_Text passage_.
Start of Block

Just this week, our cistern building in Mexico came up in conversation. Will we go again? Yes. When? As soon as we can, probably next summer. When we go, we work in a village to build cisterns for, usually, three families. Each family has made a commitment to repay the price of the materials over a period of years, allowing our contribution of the materials to spill over to bless other families. Each family also commits to working on one another’s cisterns, so we spend all week working side by side with the families. And we work with a congregation there, whose elders manage the program, they determine what village will be served, they build relationships over years of staying in touch with families who have received cisterns, and they share that we are there to work beside them because it is a way for us to show Christ’s love. We do the most menial of the work on the site. We shovel sand and gravel to make cement; we take a pole and stir the bubbles out of the cement walls; we do no finish work, no rebar work, no skilled labor. We come, and we serve. We play with the kids and language barriers don’t keep us from smiling and communicating with our fellow workers and the mothers and grandmothers. But, our work is to come and humbly serve.
Looking ahead, tomorrow morning I am attending a groundbreaking for the Hospitality Hub’s new campus. The Hospitality HUB was founded in 2007 by the Downtown Churches Association in an effort to provide a better continuum of care for the homeless in Memphis. The new facility will include the first barrier-free, meaning they can bring their children with them, emergency shelter for women in the Memphis area, a Day Plaza for anyone to come and relax during the day in close proximity to the professional care that the HUB offers including access to mental health professionals, NA, AA, the list goes on, and within the new facility the work of the Hospitality HUB will be relocated and expanded, including WorkLocal, and shelter and housing assistance. If you want to attend, it is at 10am and there is more information on their website, hospitalityhub.org.
Then on Wednesday, Farmington Presbyterian will tour the new Recuperative Care Center and Family Inn, two new ministries of Room in the Inn. We have been providing lunches on Wednesdays and you can sign up to provide lunch – I think the first open slots are in August – on our website. And if you want to see the ministry for yourself, I encourage you to meet here in the parking lot by the Youth Room Wednesday morning at 10:15, or meet us at 409 Ayers for the tour at 11am.

End of Block

_Extracted material_.
Start of Block

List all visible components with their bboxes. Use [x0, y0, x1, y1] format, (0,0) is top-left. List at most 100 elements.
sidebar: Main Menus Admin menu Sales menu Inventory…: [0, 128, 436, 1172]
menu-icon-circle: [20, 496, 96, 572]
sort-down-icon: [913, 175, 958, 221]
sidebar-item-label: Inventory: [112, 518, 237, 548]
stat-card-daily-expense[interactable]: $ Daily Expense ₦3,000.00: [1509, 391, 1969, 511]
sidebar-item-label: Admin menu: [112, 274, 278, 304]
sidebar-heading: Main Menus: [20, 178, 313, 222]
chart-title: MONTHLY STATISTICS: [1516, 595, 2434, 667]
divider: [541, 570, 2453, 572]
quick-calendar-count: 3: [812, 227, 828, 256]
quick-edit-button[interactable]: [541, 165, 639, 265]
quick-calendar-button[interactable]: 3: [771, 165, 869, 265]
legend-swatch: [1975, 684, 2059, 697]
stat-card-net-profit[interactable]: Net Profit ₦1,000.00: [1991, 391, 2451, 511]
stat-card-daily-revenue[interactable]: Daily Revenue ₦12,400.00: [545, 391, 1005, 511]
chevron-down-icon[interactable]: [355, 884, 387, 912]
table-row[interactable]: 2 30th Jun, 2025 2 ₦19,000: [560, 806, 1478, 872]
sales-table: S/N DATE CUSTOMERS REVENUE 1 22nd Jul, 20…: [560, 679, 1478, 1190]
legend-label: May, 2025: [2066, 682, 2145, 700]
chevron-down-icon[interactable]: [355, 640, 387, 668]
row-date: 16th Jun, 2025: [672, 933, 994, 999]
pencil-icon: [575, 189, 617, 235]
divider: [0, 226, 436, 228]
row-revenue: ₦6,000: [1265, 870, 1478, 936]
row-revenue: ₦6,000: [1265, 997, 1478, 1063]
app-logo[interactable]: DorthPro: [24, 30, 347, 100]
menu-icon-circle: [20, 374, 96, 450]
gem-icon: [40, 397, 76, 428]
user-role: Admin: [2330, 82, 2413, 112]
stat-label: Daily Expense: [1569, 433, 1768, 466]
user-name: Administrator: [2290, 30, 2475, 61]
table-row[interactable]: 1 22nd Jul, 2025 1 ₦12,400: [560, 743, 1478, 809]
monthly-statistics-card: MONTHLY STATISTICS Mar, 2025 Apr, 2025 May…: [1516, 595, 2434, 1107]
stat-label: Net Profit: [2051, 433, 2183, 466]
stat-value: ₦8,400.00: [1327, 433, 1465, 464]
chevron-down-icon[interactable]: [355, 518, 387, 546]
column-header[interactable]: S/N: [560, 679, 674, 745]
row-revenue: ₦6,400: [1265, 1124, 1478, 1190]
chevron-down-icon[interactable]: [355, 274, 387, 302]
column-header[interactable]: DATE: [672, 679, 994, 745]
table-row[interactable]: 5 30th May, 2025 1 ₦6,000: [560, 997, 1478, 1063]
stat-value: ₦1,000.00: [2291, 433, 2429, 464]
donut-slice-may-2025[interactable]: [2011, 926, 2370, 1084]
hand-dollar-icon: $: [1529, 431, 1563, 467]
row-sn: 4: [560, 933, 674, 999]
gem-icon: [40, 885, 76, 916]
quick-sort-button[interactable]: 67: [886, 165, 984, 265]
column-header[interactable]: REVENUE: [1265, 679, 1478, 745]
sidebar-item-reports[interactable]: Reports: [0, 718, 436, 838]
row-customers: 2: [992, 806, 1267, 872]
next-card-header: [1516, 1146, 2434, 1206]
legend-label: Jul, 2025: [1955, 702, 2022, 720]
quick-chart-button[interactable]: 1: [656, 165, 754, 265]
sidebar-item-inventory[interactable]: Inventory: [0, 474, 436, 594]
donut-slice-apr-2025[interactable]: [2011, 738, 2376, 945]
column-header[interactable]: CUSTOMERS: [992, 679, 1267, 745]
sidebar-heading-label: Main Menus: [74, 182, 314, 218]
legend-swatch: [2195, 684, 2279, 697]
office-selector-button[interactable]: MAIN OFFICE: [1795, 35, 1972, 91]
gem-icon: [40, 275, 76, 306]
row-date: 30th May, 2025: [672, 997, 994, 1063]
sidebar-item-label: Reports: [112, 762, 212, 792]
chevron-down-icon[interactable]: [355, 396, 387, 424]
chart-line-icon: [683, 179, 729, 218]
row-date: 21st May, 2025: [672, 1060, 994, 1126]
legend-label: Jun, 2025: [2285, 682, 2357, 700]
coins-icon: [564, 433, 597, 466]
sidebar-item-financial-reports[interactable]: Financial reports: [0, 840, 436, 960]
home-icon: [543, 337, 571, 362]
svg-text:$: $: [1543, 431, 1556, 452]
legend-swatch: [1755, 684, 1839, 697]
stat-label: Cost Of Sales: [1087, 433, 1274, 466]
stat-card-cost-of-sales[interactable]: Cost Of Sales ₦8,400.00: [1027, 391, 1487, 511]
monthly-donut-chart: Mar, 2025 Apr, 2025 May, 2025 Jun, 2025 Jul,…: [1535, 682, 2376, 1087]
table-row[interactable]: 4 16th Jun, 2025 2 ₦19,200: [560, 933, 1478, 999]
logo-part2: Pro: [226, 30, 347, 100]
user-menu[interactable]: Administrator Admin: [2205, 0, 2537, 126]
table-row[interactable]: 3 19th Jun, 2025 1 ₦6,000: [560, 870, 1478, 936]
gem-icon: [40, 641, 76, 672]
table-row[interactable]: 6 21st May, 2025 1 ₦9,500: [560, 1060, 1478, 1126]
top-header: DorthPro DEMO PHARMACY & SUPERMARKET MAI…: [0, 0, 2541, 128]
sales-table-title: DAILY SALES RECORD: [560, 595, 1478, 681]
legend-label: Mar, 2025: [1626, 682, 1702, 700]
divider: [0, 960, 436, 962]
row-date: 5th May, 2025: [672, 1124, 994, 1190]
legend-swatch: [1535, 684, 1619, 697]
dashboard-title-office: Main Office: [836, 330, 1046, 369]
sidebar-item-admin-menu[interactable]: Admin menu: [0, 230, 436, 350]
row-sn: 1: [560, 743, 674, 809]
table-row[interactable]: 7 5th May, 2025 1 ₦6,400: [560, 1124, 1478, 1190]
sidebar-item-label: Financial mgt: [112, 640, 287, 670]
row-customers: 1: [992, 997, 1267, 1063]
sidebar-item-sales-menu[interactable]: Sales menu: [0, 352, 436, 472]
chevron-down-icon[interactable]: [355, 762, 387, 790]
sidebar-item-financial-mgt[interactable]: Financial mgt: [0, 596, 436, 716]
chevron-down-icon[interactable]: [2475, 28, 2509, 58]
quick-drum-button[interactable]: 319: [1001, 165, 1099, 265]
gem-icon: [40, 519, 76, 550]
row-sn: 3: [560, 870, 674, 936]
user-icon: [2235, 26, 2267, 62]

End of Block

_Activities_.
• A. In the passage on mission work and local ministries, when was the Hospitality HUB founded, and by whom?
• B. Write what follows the last sentence of the passage on mission work and local ministries.

_Task answers_.
• A. It was founded in 2007 by the Downtown Churches Association.

• B.
Our largest mission is housed right here within the walls of the church – the Day School. If you love children and want to volunteer to read stories or do a craft, to help with holiday parties or service projects, or to share a special talent – let me know! We would love for you to serve here. Did you know that our Day School’s service focus is on St. Jude, and on cancer and children? Did you know that we currently have 2 children on full scholarship, both of whom have an immediate family member undergoing cancer treatment? Did you know we have another child who is in remission who will be coming to us because someone at St. Jude recommended us to his family? Did you know our kids raised over $10,000 last spring in our St. Jude Trike-a-thon? If you want to just experience it for a few days, let Doug know and he will get you plugged into one of our two weeks of VBS next month!
Are there other ways to serve? Absolutely! I would love to pray with you and help you connect with a place of service that takes you beyond your comfort zone, because that is where growth as a disciple happens – at the margins, where we lean on God and don’t feel sure we know what to say or do, where our eyes are opened to other ways of life that are not better or worse than ours…just different, where our hearts are warmed with compassion. That is where we move from going to church to being the church.